### [Exercise brief]
Check each line of the listing below for the string "from", and give only how many lines hold it.

### [Provided material]
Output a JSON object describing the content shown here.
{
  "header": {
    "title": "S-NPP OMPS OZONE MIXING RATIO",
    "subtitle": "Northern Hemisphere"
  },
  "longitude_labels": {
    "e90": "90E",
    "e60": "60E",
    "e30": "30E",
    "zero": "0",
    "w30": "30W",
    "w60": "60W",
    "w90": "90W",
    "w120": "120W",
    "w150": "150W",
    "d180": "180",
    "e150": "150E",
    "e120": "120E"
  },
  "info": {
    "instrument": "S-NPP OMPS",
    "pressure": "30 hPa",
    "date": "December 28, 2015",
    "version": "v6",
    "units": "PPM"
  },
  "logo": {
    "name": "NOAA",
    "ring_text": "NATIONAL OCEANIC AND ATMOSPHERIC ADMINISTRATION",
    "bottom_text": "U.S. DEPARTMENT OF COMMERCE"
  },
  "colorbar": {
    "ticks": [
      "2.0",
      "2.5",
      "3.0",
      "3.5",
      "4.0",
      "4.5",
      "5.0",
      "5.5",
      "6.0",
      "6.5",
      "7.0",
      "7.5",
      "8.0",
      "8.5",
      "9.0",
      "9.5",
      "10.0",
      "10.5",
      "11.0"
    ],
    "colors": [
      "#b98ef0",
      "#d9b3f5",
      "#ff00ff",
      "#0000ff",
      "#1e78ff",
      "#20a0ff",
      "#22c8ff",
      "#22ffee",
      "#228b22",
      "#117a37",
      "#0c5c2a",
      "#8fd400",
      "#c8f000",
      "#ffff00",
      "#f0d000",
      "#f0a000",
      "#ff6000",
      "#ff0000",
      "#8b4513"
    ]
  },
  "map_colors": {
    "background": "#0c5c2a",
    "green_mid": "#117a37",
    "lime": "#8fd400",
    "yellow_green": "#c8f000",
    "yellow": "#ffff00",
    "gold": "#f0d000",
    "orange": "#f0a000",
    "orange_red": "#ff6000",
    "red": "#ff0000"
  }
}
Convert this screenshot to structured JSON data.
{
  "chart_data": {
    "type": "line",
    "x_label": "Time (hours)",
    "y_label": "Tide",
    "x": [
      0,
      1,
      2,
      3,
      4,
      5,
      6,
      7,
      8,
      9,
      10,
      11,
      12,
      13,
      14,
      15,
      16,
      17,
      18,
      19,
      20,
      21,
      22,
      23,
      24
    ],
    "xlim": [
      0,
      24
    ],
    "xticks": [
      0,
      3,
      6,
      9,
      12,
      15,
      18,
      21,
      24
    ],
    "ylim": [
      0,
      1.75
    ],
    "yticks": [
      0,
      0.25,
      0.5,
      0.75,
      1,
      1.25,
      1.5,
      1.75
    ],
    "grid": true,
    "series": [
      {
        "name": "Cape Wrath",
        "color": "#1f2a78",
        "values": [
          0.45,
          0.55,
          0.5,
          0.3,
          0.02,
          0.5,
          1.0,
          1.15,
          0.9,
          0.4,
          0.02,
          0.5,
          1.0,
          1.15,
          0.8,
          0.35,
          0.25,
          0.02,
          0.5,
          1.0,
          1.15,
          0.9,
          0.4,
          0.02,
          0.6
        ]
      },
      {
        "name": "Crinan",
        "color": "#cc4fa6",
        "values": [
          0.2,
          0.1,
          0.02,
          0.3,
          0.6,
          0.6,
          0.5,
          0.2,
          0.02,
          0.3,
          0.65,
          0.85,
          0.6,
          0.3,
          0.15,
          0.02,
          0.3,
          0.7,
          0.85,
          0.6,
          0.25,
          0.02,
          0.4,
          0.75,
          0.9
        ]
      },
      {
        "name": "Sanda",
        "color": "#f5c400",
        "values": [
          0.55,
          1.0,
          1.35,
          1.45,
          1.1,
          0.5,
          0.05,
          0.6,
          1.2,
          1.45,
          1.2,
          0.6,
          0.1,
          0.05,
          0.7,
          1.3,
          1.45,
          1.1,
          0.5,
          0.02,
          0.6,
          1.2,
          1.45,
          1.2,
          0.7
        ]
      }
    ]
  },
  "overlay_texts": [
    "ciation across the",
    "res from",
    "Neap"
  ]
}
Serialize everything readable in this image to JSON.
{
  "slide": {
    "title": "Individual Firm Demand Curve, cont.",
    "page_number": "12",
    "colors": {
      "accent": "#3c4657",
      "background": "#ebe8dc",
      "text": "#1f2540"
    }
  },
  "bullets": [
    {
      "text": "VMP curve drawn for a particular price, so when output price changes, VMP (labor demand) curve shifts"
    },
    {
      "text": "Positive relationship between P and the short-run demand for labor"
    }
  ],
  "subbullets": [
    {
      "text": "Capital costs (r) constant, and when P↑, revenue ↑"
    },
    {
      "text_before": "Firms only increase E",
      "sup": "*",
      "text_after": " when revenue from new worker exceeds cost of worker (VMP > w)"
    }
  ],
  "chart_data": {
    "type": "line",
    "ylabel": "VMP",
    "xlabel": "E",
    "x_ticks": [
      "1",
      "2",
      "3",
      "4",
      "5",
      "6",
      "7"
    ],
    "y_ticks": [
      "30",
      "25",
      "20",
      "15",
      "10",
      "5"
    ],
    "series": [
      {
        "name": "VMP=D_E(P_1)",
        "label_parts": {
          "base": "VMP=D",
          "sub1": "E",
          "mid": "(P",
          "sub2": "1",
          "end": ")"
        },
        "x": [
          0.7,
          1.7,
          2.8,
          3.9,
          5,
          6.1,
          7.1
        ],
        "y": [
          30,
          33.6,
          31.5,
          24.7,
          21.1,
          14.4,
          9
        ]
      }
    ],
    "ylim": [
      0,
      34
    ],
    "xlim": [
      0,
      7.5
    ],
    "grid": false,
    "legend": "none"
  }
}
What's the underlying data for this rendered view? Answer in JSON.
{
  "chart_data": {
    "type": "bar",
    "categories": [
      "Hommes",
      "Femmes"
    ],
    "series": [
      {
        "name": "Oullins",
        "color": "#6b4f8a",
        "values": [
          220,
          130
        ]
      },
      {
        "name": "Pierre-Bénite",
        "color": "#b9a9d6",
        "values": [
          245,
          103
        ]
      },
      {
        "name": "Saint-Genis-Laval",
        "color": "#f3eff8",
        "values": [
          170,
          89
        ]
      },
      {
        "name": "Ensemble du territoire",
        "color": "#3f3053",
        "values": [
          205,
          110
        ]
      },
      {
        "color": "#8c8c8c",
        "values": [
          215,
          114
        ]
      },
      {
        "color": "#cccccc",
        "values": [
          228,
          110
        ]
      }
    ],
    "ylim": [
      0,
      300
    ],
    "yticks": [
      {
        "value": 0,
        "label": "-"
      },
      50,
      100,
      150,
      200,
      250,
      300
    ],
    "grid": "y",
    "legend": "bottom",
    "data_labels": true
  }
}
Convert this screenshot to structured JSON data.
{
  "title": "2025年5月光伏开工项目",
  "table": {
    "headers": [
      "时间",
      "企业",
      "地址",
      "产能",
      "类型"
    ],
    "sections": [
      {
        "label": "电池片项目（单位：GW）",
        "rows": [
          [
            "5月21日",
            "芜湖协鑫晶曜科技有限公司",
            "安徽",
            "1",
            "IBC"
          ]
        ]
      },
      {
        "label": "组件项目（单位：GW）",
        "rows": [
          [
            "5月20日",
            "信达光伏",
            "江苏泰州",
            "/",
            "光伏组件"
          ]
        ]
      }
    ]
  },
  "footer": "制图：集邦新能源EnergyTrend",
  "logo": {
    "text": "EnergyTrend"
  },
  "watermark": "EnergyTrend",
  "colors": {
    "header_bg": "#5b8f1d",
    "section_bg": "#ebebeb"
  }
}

### [The answer]
2